Figure contents as structured data:
-- begin --
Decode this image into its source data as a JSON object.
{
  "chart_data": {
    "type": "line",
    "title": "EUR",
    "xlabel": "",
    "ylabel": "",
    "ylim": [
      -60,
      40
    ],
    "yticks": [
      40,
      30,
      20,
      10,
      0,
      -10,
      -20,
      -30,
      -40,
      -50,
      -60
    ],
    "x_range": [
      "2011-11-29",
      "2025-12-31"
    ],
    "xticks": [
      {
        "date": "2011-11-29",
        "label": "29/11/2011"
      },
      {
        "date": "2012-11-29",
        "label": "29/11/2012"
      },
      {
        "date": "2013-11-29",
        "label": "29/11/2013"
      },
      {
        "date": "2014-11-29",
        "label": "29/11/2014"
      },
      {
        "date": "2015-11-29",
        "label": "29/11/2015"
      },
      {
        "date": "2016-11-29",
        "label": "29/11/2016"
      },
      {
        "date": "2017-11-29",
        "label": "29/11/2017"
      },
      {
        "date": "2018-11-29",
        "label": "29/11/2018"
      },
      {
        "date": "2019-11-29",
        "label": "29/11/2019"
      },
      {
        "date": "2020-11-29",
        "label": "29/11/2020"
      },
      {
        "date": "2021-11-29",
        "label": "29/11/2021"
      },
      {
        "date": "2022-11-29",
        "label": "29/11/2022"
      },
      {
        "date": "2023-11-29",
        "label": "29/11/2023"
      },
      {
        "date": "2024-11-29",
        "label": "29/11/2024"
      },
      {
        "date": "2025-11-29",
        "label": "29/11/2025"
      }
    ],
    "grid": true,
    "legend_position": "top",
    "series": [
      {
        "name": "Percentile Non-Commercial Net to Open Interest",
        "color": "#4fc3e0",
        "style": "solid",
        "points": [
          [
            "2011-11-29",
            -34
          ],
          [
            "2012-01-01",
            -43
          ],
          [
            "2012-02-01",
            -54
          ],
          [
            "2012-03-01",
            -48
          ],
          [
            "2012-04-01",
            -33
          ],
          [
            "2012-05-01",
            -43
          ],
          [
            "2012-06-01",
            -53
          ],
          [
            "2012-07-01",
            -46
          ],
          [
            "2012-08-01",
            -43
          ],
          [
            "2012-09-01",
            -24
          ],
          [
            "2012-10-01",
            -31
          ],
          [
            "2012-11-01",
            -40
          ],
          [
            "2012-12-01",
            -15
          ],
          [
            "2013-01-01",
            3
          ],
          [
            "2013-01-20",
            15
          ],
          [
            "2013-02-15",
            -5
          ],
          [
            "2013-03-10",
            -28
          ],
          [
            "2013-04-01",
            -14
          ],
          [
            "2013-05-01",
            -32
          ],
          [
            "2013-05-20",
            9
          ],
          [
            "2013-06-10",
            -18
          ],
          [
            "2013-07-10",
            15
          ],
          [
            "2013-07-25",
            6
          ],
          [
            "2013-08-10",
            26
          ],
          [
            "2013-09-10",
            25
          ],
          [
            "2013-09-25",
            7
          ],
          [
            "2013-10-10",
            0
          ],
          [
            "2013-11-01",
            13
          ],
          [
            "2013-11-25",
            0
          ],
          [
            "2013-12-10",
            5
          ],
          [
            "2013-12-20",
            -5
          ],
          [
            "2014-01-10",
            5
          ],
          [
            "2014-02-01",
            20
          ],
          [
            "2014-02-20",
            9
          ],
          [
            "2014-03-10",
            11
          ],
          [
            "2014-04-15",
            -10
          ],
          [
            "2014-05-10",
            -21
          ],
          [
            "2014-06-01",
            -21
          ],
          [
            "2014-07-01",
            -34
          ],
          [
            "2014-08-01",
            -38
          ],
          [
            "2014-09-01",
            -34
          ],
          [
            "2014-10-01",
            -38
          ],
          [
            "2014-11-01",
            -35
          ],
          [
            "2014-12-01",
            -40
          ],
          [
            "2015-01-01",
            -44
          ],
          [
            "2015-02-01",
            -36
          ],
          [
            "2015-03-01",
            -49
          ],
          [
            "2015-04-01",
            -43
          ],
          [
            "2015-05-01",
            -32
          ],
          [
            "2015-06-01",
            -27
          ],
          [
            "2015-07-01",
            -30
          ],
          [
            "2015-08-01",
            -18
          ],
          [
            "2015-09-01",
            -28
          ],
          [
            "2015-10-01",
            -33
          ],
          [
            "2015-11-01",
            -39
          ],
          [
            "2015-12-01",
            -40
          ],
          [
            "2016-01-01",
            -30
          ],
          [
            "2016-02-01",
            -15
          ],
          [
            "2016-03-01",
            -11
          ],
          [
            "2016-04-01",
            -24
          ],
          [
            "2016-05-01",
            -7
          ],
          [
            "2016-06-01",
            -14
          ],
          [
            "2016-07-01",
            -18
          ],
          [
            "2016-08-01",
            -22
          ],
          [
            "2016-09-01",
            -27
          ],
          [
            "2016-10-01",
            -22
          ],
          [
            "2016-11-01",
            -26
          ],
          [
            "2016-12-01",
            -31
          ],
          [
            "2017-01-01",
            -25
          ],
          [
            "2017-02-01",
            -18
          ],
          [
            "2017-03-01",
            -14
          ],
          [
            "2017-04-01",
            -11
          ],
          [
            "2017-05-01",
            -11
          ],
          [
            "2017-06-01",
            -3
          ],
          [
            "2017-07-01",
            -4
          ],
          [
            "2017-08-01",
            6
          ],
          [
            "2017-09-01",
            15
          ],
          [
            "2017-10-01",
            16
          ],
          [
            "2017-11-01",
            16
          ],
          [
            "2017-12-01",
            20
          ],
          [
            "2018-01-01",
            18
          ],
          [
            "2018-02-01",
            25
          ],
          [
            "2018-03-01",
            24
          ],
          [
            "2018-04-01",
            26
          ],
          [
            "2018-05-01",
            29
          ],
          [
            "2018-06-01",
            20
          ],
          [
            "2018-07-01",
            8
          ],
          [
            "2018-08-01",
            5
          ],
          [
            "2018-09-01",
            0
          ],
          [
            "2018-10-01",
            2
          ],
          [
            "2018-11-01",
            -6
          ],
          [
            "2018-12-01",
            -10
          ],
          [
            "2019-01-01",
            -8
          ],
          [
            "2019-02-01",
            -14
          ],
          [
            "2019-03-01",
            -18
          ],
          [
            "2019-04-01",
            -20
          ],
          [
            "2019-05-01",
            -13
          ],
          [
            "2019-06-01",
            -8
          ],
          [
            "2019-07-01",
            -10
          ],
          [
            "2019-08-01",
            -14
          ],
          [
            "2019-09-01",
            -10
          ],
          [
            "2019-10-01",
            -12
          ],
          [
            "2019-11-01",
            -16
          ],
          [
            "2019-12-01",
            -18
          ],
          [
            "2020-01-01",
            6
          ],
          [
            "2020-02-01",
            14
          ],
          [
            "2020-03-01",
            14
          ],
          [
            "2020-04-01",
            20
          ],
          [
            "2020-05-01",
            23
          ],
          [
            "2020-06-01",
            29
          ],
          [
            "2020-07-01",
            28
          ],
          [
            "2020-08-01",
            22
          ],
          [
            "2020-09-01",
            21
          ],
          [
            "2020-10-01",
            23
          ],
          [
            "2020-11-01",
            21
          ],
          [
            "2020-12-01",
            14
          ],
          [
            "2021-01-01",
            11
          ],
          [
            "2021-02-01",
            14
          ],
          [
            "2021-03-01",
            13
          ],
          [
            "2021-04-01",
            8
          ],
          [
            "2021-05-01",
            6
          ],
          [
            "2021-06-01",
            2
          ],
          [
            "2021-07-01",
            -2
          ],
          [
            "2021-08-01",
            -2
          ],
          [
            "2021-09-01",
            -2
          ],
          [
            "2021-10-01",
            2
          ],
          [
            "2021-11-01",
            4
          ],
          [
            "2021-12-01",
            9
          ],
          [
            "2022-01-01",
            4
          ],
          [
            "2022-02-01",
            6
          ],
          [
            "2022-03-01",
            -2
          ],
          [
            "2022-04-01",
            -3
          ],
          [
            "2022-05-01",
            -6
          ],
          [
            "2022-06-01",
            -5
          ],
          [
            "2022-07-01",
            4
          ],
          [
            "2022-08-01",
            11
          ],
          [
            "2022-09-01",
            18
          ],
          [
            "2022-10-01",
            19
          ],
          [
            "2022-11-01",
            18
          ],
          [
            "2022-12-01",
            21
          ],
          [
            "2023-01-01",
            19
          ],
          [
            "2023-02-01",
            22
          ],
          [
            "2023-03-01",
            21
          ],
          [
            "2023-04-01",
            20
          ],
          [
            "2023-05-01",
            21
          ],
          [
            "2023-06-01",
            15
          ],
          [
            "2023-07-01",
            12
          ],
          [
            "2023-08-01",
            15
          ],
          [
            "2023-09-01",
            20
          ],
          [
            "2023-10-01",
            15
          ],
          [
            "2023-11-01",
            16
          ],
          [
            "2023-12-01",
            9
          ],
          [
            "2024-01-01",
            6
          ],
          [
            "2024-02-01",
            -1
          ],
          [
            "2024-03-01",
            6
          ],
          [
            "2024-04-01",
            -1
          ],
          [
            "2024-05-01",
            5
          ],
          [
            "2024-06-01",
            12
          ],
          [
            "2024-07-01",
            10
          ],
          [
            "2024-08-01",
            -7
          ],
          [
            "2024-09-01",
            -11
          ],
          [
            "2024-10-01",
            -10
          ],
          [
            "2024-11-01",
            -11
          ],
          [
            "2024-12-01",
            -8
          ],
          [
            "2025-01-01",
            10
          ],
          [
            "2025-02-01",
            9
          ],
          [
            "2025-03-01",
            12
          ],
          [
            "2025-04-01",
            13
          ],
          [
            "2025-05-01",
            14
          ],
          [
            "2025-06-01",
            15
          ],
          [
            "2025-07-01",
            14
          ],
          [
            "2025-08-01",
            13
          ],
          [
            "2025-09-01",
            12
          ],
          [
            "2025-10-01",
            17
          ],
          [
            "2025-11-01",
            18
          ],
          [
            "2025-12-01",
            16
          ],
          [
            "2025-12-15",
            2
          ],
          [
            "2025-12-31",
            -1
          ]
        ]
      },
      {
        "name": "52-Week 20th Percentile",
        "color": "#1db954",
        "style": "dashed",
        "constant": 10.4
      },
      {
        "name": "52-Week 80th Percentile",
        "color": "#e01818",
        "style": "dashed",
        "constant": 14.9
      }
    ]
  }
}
-- end --
▶ [Task]
Report every line in the data above in which the word "Week" appears.

▶ [Written response]
        "name": "52-Week 20th Percentile",
        "name": "52-Week 80th Percentile",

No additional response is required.